§ **WRITTEN TASK**
How many lines of the material below contain the string "damaged"? Answer with the number and nothing else.

§ **EXERCISE INPUT**
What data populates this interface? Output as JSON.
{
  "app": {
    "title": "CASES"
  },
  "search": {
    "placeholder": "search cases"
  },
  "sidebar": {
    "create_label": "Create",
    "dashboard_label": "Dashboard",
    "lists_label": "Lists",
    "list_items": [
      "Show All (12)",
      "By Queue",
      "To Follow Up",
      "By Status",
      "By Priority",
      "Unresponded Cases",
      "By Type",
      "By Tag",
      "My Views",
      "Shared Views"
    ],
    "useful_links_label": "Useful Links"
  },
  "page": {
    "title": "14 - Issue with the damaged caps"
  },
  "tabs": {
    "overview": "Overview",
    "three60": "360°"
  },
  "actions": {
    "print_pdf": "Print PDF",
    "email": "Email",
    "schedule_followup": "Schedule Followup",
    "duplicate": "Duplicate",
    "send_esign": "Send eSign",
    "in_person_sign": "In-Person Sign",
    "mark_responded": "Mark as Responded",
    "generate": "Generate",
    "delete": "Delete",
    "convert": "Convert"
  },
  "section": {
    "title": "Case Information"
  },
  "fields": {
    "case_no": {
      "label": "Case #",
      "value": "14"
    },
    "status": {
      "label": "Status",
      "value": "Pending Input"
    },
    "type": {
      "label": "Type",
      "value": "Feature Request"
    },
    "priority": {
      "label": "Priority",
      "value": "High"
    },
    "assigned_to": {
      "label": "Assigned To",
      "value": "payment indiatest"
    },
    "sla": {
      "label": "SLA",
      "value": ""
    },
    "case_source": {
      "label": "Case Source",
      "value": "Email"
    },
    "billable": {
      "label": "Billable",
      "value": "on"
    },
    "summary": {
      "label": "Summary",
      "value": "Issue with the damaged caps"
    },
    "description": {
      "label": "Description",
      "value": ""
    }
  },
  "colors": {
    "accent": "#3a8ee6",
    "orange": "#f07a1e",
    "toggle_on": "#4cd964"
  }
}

==

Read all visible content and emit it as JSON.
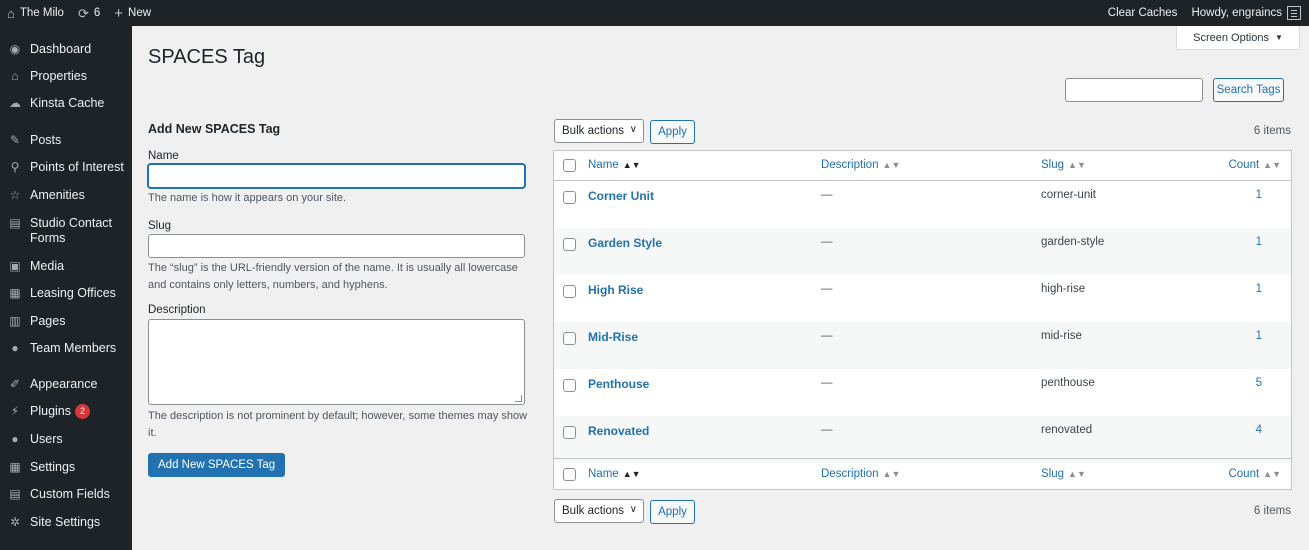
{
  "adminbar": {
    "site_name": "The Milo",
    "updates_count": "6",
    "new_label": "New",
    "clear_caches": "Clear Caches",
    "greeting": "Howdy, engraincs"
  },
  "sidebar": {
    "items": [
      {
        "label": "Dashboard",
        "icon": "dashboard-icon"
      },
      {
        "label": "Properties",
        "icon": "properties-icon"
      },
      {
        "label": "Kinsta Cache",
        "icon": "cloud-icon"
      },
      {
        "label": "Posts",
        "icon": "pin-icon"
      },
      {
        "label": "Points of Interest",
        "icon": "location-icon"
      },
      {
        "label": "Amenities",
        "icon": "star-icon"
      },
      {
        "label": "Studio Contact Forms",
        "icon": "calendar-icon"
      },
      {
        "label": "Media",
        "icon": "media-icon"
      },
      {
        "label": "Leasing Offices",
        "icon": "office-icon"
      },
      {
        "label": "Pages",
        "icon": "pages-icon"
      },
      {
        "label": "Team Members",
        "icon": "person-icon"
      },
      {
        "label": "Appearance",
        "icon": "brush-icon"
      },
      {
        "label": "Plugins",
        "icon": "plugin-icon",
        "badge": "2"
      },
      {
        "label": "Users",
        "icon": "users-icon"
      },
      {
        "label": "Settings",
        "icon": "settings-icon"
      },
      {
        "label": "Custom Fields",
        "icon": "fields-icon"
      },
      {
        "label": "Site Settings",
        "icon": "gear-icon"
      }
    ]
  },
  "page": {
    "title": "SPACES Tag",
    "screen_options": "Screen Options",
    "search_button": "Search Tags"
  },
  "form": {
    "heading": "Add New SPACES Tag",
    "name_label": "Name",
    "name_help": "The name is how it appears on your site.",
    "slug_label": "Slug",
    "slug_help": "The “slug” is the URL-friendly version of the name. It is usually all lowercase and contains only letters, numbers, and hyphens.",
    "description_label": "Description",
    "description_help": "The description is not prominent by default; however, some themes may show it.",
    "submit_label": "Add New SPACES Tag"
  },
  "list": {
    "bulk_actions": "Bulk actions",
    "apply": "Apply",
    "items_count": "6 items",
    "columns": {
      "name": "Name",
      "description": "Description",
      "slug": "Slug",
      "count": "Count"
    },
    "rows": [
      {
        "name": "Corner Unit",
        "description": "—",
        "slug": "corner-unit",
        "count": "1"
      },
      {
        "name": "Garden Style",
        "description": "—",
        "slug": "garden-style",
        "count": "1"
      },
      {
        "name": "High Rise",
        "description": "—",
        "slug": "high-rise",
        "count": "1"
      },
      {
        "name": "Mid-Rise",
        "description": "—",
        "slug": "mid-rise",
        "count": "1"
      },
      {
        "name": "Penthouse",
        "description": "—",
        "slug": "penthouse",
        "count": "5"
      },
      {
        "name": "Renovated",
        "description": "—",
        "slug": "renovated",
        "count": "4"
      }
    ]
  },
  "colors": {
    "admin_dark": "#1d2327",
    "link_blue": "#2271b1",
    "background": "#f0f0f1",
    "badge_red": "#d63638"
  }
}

§ **FINAL RESULT**
2